**Aim of the exercise**
Gather up all lines that carry the word "icon".

Stored entries
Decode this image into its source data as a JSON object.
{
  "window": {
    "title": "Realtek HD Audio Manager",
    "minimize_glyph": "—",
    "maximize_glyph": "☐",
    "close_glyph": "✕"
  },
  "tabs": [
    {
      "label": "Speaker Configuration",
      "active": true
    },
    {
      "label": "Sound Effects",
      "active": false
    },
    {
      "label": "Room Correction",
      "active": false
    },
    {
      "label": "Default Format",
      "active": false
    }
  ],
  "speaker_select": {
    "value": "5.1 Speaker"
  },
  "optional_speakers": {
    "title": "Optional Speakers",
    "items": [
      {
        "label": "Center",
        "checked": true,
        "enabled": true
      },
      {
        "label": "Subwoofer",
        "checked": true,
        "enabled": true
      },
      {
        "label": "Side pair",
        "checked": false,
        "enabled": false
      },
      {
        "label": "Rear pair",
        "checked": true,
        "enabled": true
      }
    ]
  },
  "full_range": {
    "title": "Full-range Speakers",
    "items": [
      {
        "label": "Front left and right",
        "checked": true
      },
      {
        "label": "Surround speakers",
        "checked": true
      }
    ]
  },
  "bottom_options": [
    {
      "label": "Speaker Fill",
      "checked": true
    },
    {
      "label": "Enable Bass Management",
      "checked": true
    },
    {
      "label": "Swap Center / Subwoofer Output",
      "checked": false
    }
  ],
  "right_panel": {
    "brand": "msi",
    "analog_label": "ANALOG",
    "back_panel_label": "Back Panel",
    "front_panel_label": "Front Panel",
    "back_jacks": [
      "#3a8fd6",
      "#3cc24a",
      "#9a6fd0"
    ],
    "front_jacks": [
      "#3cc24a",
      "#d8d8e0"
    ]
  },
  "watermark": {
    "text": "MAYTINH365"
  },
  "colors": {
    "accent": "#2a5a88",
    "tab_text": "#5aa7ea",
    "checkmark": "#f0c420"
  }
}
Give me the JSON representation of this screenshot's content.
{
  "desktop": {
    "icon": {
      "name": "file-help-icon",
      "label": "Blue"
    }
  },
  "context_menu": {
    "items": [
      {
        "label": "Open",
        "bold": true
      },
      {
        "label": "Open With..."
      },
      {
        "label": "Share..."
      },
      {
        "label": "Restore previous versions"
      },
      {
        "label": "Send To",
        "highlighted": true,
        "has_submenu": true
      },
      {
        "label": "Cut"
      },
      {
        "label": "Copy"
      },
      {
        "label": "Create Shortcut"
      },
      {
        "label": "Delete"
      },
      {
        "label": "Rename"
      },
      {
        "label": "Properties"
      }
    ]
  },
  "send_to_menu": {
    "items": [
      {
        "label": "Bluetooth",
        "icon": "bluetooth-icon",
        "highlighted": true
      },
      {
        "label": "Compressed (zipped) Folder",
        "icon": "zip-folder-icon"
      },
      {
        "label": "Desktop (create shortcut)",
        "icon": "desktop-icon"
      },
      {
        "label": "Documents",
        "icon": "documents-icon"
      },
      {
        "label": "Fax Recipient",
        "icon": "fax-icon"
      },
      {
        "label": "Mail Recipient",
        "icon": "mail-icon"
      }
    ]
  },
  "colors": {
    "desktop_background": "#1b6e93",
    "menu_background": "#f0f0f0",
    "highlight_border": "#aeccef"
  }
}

**Result for this exercise**
    "icon": {
      "name": "file-help-icon",
        "icon": "bluetooth-icon",
        "icon": "zip-folder-icon"
        "icon": "desktop-icon"
        "icon": "documents-icon"
        "icon": "fax-icon"
        "icon": "mail-icon"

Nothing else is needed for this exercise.